- To be done -
Gather all lines containing the string "والدارس" and copy them out.

##############################

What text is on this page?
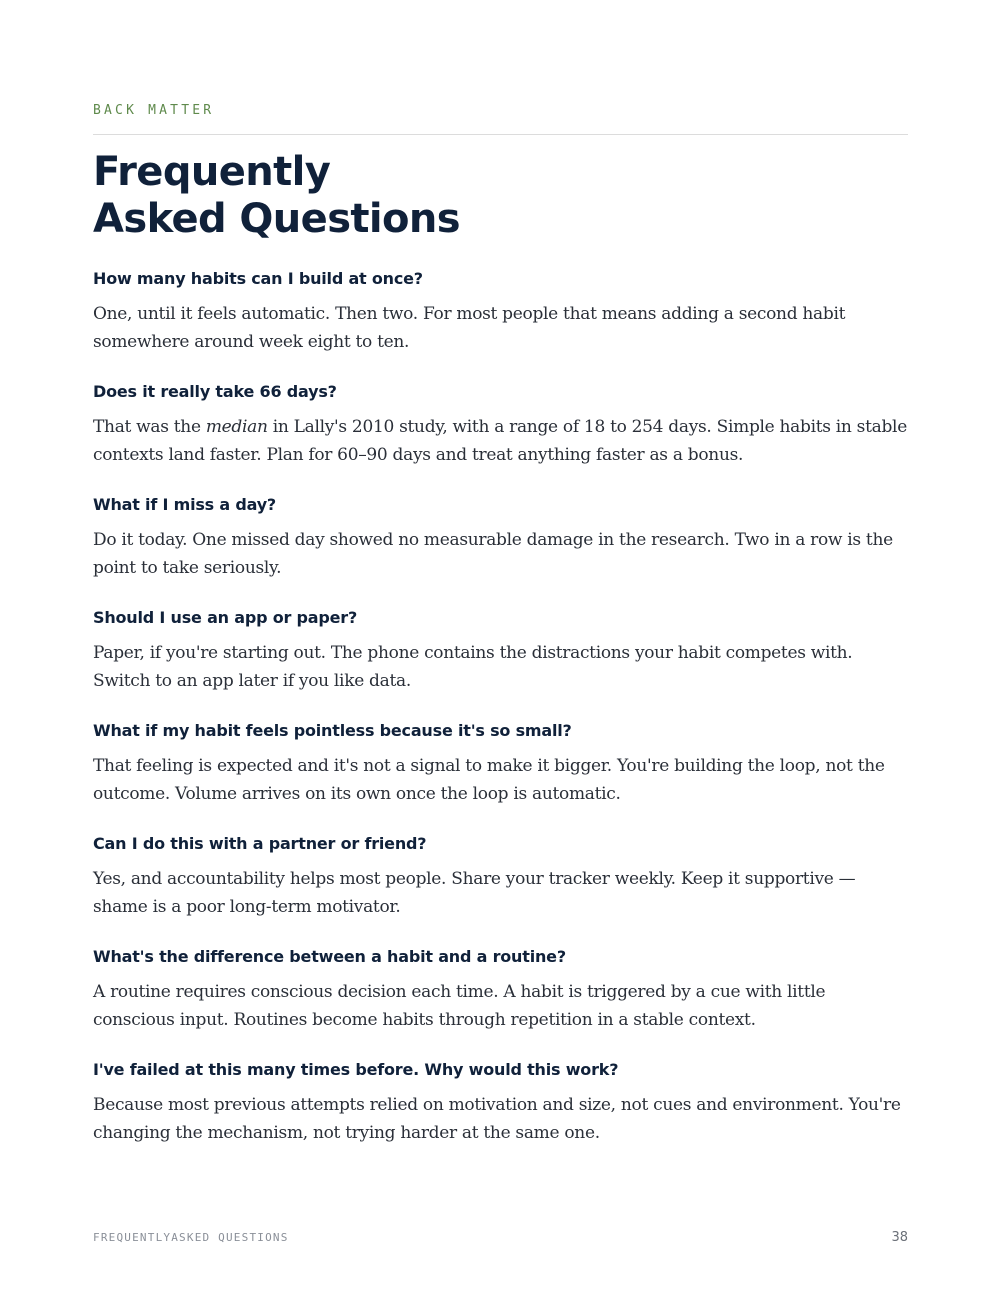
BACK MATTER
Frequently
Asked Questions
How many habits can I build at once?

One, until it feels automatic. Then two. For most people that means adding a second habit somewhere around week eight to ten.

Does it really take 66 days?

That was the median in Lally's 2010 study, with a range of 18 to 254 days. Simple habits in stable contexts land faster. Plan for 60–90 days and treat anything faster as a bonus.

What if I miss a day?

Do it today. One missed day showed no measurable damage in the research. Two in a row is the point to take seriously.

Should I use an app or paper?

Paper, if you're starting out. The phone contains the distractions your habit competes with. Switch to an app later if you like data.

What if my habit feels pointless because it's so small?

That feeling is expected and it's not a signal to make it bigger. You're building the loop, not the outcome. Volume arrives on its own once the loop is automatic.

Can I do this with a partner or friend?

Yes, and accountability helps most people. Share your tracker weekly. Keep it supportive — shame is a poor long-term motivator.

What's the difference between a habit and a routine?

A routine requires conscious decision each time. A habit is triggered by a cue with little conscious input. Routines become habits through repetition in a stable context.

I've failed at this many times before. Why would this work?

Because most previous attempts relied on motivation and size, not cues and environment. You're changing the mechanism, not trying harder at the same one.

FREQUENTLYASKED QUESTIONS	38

##############################

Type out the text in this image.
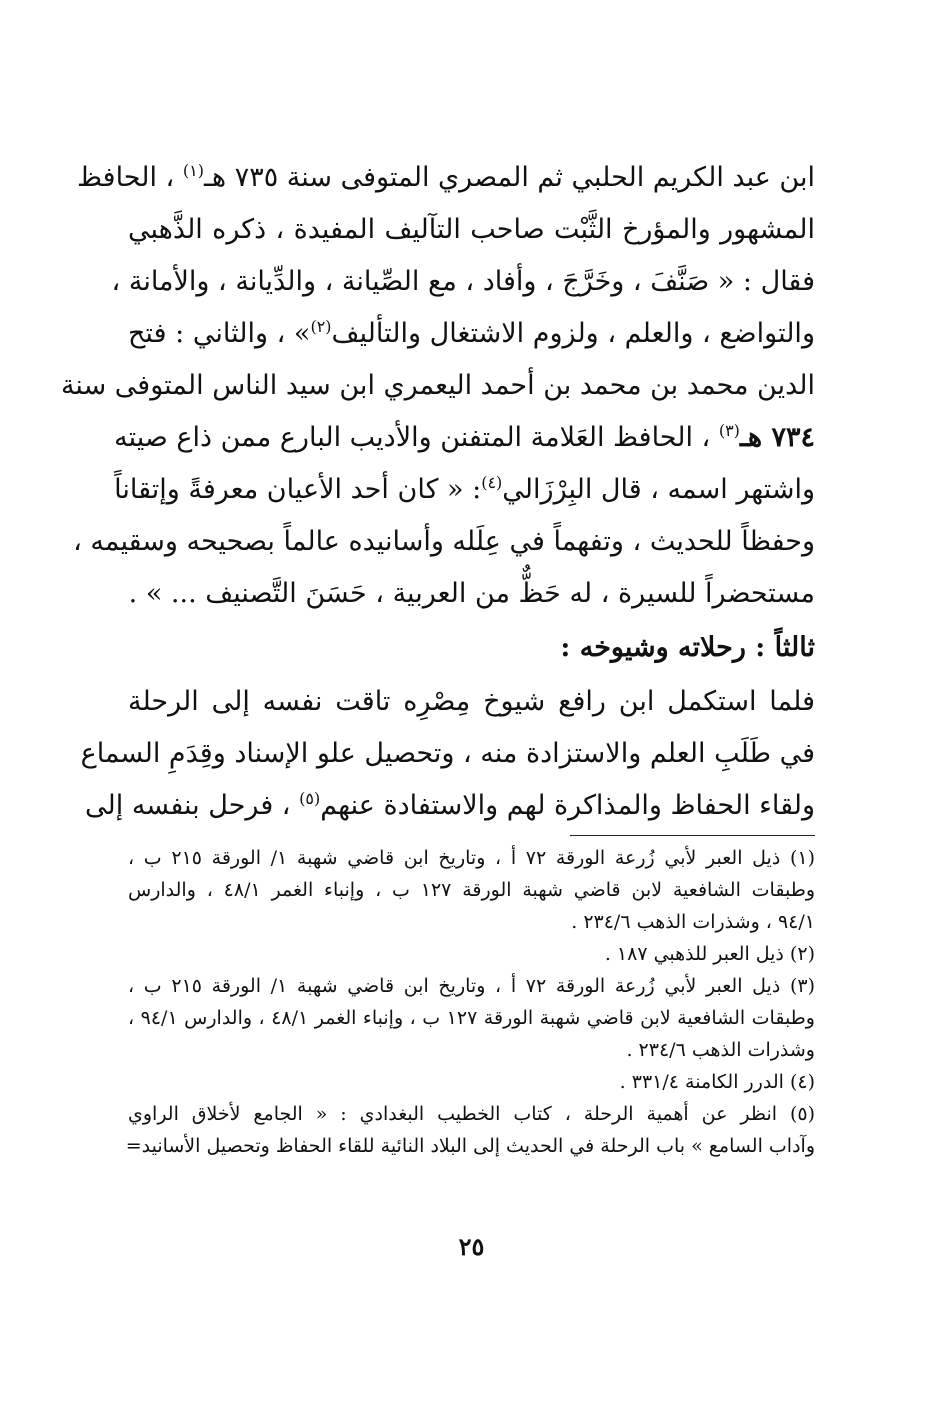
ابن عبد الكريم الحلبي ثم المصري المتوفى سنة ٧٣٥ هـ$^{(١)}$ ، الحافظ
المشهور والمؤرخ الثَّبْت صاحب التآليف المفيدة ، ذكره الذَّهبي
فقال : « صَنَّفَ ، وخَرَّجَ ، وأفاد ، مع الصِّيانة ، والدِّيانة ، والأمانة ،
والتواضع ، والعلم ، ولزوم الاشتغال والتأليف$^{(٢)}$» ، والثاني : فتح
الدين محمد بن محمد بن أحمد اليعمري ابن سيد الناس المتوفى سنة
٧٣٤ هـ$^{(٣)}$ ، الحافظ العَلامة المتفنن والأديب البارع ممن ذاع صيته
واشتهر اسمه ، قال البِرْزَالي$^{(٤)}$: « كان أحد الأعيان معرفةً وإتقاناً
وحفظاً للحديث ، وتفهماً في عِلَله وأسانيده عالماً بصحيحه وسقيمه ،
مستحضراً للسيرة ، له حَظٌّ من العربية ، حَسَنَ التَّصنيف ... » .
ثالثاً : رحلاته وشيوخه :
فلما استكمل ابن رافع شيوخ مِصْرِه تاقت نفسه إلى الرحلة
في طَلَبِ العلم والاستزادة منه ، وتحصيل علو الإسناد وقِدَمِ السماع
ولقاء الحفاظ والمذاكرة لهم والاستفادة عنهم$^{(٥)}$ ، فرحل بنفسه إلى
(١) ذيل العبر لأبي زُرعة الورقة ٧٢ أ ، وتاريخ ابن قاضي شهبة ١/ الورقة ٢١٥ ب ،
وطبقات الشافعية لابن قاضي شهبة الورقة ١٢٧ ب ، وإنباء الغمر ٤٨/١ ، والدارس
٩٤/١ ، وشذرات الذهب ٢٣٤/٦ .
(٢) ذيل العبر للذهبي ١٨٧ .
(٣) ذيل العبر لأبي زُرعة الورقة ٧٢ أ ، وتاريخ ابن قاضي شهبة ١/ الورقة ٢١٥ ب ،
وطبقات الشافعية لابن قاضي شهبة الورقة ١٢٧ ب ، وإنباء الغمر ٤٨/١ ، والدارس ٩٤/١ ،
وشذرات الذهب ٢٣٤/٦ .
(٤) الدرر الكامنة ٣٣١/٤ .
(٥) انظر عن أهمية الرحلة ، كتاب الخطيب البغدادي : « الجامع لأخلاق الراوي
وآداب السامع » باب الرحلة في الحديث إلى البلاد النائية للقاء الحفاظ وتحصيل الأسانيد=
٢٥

##############################

- Finished answer -
وطبقات الشافعية لابن قاضي شهبة الورقة ١٢٧ ب ، وإنباء الغمر ٤٨/١ ، والدارس
وطبقات الشافعية لابن قاضي شهبة الورقة ١٢٧ ب ، وإنباء الغمر ٤٨/١ ، والدارس ٩٤/١ ،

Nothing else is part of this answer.